[EXERCISE MATERIALS start]

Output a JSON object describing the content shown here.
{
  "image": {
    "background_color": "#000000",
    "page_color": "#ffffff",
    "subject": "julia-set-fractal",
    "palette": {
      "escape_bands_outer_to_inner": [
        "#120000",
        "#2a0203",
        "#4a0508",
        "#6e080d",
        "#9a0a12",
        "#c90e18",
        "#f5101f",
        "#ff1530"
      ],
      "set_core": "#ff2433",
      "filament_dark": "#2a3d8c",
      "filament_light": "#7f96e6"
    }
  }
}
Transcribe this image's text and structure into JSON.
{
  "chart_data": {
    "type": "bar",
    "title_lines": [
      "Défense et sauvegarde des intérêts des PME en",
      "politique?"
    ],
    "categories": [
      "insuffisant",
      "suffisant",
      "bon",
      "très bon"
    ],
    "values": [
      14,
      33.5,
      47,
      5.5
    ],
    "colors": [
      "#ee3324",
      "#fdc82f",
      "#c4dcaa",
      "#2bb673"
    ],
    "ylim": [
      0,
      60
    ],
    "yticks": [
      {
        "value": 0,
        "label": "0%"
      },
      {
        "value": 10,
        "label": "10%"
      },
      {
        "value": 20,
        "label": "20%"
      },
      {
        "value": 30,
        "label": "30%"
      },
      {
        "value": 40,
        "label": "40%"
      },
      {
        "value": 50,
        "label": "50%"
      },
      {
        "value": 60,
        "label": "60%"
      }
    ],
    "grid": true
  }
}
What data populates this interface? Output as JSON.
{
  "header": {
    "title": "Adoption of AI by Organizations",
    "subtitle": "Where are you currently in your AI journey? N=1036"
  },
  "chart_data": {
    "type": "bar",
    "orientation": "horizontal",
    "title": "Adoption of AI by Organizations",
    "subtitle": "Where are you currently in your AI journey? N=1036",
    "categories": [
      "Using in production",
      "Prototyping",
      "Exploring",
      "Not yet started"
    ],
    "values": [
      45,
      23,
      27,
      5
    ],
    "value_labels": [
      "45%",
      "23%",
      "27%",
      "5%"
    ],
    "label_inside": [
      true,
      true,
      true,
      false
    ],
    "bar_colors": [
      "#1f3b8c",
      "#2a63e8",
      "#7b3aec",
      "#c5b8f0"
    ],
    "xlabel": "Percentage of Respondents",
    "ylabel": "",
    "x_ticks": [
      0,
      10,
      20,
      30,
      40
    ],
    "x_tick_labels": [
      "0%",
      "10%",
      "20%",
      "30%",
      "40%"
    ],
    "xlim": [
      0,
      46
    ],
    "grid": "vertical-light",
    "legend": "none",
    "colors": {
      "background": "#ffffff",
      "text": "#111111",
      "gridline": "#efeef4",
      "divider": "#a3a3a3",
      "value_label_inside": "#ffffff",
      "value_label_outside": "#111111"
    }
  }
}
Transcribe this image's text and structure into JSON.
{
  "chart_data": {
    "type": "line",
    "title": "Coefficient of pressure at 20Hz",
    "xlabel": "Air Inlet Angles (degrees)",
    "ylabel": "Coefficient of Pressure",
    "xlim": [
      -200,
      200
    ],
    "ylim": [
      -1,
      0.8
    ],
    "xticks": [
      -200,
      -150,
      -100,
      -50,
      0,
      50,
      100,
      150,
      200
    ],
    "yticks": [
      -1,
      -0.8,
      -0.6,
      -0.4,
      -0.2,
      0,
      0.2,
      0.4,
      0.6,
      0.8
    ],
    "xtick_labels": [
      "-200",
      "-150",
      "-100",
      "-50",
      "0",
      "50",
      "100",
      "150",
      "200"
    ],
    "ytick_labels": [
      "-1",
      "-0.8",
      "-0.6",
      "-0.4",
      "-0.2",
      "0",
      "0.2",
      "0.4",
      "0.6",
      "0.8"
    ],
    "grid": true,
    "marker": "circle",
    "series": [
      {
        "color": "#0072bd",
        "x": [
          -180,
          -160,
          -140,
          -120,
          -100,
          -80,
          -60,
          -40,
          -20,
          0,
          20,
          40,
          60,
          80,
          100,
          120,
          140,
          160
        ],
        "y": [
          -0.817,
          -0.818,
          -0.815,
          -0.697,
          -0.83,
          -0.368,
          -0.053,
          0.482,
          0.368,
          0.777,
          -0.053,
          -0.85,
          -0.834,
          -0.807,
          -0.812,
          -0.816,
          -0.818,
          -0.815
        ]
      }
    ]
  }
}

[EXERCISE MATERIALS end]

DO THIS: Within the listing above, copy each line that has the string "ylabel".

ANSWER TO THE EXERCISE:
    "ylabel": "",
    "ylabel": "Coefficient of Pressure",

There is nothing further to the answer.